[Collected data entries]
[start]
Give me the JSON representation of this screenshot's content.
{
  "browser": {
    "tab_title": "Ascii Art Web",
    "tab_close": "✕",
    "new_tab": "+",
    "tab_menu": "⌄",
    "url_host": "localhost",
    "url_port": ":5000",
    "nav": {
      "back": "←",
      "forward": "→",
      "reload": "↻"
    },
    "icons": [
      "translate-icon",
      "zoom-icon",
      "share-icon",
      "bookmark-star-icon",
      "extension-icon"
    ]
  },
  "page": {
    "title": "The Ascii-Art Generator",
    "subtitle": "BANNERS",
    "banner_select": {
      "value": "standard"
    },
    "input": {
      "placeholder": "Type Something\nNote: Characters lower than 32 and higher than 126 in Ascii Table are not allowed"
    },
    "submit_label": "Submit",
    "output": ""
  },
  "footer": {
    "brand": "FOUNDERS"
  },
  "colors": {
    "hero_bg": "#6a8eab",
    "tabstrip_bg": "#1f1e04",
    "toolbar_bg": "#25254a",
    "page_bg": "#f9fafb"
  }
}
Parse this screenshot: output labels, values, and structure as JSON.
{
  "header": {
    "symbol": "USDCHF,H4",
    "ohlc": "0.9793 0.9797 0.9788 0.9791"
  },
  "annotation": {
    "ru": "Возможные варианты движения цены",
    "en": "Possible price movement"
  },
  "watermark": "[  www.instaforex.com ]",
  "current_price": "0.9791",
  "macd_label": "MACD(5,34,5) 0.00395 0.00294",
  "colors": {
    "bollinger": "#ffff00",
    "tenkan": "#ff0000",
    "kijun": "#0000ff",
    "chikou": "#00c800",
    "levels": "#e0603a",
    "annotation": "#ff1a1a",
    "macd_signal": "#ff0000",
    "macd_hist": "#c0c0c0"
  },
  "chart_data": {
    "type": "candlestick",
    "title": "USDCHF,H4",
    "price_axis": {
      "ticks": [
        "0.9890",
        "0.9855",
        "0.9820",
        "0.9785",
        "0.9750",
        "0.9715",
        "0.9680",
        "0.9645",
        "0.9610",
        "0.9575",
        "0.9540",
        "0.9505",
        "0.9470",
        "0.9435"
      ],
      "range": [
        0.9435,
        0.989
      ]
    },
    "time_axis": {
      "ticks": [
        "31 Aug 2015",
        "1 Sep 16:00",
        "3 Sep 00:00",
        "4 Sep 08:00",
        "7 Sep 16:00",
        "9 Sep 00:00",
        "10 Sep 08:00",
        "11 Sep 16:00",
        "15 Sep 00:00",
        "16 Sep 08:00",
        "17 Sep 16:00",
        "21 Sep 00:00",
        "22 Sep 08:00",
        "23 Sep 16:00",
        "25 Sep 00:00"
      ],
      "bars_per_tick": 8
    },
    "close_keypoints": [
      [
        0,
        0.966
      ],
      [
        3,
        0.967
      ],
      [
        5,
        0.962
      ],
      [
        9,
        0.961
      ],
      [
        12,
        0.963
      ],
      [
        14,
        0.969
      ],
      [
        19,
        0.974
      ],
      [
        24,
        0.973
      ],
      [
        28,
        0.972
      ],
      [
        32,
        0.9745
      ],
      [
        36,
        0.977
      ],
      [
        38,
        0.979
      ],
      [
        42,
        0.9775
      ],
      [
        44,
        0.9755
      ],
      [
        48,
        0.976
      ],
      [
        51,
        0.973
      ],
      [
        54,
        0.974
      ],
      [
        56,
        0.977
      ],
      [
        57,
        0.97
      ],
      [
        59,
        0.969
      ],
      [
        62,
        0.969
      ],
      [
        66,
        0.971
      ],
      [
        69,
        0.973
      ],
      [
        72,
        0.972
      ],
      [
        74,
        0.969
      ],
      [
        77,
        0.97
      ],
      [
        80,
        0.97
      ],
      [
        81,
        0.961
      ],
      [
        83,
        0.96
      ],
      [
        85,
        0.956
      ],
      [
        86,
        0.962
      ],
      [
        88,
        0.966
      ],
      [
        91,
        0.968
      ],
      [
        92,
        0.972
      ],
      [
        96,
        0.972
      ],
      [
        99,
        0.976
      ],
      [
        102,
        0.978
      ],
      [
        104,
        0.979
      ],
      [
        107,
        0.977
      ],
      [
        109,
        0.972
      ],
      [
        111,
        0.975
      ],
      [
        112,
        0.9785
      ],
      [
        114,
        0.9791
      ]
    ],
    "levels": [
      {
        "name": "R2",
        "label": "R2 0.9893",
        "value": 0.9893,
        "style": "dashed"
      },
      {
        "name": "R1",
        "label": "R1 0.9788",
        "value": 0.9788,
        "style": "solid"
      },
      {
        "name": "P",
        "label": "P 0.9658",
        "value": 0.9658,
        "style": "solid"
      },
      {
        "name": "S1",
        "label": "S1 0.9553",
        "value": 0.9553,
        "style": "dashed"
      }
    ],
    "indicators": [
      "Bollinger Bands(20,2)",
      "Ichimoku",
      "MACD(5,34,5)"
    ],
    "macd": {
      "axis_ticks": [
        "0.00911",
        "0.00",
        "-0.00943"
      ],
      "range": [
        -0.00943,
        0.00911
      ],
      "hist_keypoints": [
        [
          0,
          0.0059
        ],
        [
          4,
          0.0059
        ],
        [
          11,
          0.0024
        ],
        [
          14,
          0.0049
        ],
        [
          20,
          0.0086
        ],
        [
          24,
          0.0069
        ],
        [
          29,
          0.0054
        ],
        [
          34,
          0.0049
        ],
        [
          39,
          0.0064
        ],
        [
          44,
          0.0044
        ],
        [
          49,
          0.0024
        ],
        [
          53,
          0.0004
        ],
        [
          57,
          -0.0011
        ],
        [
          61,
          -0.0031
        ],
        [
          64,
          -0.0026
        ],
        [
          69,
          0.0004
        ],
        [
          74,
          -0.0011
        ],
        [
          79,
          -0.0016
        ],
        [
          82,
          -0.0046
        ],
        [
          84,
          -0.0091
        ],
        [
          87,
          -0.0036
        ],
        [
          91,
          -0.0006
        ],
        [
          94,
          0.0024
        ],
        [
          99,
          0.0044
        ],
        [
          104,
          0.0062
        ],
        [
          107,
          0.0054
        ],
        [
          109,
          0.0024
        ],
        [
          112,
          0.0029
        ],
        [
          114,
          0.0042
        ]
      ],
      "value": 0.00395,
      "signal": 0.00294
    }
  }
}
[end]
#### Goal
Copy out the data shown above without altering anything.

#### Completed task
Give me the JSON representation of this screenshot's content.
{
  "browser": {
    "tab_title": "Ascii Art Web",
    "tab_close": "✕",
    "new_tab": "+",
    "tab_menu": "⌄",
    "url_host": "localhost",
    "url_port": ":5000",
    "nav": {
      "back": "←",
      "forward": "→",
      "reload": "↻"
    },
    "icons": [
      "translate-icon",
      "zoom-icon",
      "share-icon",
      "bookmark-star-icon",
      "extension-icon"
    ]
  },
  "page": {
    "title": "The Ascii-Art Generator",
    "subtitle": "BANNERS",
    "banner_select": {
      "value": "standard"
    },
    "input": {
      "placeholder": "Type Something\nNote: Characters lower than 32 and higher than 126 in Ascii Table are not allowed"
    },
    "submit_label": "Submit",
    "output": ""
  },
  "footer": {
    "brand": "FOUNDERS"
  },
  "colors": {
    "hero_bg": "#6a8eab",
    "tabstrip_bg": "#1f1e04",
    "toolbar_bg": "#25254a",
    "page_bg": "#f9fafb"
  }
}
Parse this screenshot: output labels, values, and structure as JSON.
{
  "header": {
    "symbol": "USDCHF,H4",
    "ohlc": "0.9793 0.9797 0.9788 0.9791"
  },
  "annotation": {
    "ru": "Возможные варианты движения цены",
    "en": "Possible price movement"
  },
  "watermark": "[  www.instaforex.com ]",
  "current_price": "0.9791",
  "macd_label": "MACD(5,34,5) 0.00395 0.00294",
  "colors": {
    "bollinger": "#ffff00",
    "tenkan": "#ff0000",
    "kijun": "#0000ff",
    "chikou": "#00c800",
    "levels": "#e0603a",
    "annotation": "#ff1a1a",
    "macd_signal": "#ff0000",
    "macd_hist": "#c0c0c0"
  },
  "chart_data": {
    "type": "candlestick",
    "title": "USDCHF,H4",
    "price_axis": {
      "ticks": [
        "0.9890",
        "0.9855",
        "0.9820",
        "0.9785",
        "0.9750",
        "0.9715",
        "0.9680",
        "0.9645",
        "0.9610",
        "0.9575",
        "0.9540",
        "0.9505",
        "0.9470",
        "0.9435"
      ],
      "range": [
        0.9435,
        0.989
      ]
    },
    "time_axis": {
      "ticks": [
        "31 Aug 2015",
        "1 Sep 16:00",
        "3 Sep 00:00",
        "4 Sep 08:00",
        "7 Sep 16:00",
        "9 Sep 00:00",
        "10 Sep 08:00",
        "11 Sep 16:00",
        "15 Sep 00:00",
        "16 Sep 08:00",
        "17 Sep 16:00",
        "21 Sep 00:00",
        "22 Sep 08:00",
        "23 Sep 16:00",
        "25 Sep 00:00"
      ],
      "bars_per_tick": 8
    },
    "close_keypoints": [
      [
        0,
        0.966
      ],
      [
        3,
        0.967
      ],
      [
        5,
        0.962
      ],
      [
        9,
        0.961
      ],
      [
        12,
        0.963
      ],
      [
        14,
        0.969
      ],
      [
        19,
        0.974
      ],
      [
        24,
        0.973
      ],
      [
        28,
        0.972
      ],
      [
        32,
        0.9745
      ],
      [
        36,
        0.977
      ],
      [
        38,
        0.979
      ],
      [
        42,
        0.9775
      ],
      [
        44,
        0.9755
      ],
      [
        48,
        0.976
      ],
      [
        51,
        0.973
      ],
      [
        54,
        0.974
      ],
      [
        56,
        0.977
      ],
      [
        57,
        0.97
      ],
      [
        59,
        0.969
      ],
      [
        62,
        0.969
      ],
      [
        66,
        0.971
      ],
      [
        69,
        0.973
      ],
      [
        72,
        0.972
      ],
      [
        74,
        0.969
      ],
      [
        77,
        0.97
      ],
      [
        80,
        0.97
      ],
      [
        81,
        0.961
      ],
      [
        83,
        0.96
      ],
      [
        85,
        0.956
      ],
      [
        86,
        0.962
      ],
      [
        88,
        0.966
      ],
      [
        91,
        0.968
      ],
      [
        92,
        0.972
      ],
      [
        96,
        0.972
      ],
      [
        99,
        0.976
      ],
      [
        102,
        0.978
      ],
      [
        104,
        0.979
      ],
      [
        107,
        0.977
      ],
      [
        109,
        0.972
      ],
      [
        111,
        0.975
      ],
      [
        112,
        0.9785
      ],
      [
        114,
        0.9791
      ]
    ],
    "levels": [
      {
        "name": "R2",
        "label": "R2 0.9893",
        "value": 0.9893,
        "style": "dashed"
      },
      {
        "name": "R1",
        "label": "R1 0.9788",
        "value": 0.9788,
        "style": "solid"
      },
      {
        "name": "P",
        "label": "P 0.9658",
        "value": 0.9658,
        "style": "solid"
      },
      {
        "name": "S1",
        "label": "S1 0.9553",
        "value": 0.9553,
        "style": "dashed"
      }
    ],
    "indicators": [
      "Bollinger Bands(20,2)",
      "Ichimoku",
      "MACD(5,34,5)"
    ],
    "macd": {
      "axis_ticks": [
        "0.00911",
        "0.00",
        "-0.00943"
      ],
      "range": [
        -0.00943,
        0.00911
      ],
      "hist_keypoints": [
        [
          0,
          0.0059
        ],
        [
          4,
          0.0059
        ],
        [
          11,
          0.0024
        ],
        [
          14,
          0.0049
        ],
        [
          20,
          0.0086
        ],
        [
          24,
          0.0069
        ],
        [
          29,
          0.0054
        ],
        [
          34,
          0.0049
        ],
        [
          39,
          0.0064
        ],
        [
          44,
          0.0044
        ],
        [
          49,
          0.0024
        ],
        [
          53,
          0.0004
        ],
        [
          57,
          -0.0011
        ],
        [
          61,
          -0.0031
        ],
        [
          64,
          -0.0026
        ],
        [
          69,
          0.0004
        ],
        [
          74,
          -0.0011
        ],
        [
          79,
          -0.0016
        ],
        [
          82,
          -0.0046
        ],
        [
          84,
          -0.0091
        ],
        [
          87,
          -0.0036
        ],
        [
          91,
          -0.0006
        ],
        [
          94,
          0.0024
        ],
        [
          99,
          0.0044
        ],
        [
          104,
          0.0062
        ],
        [
          107,
          0.0054
        ],
        [
          109,
          0.0024
        ],
        [
          112,
          0.0029
        ],
        [
          114,
          0.0042
        ]
      ],
      "value": 0.00395,
      "signal": 0.00294
    }
  }
}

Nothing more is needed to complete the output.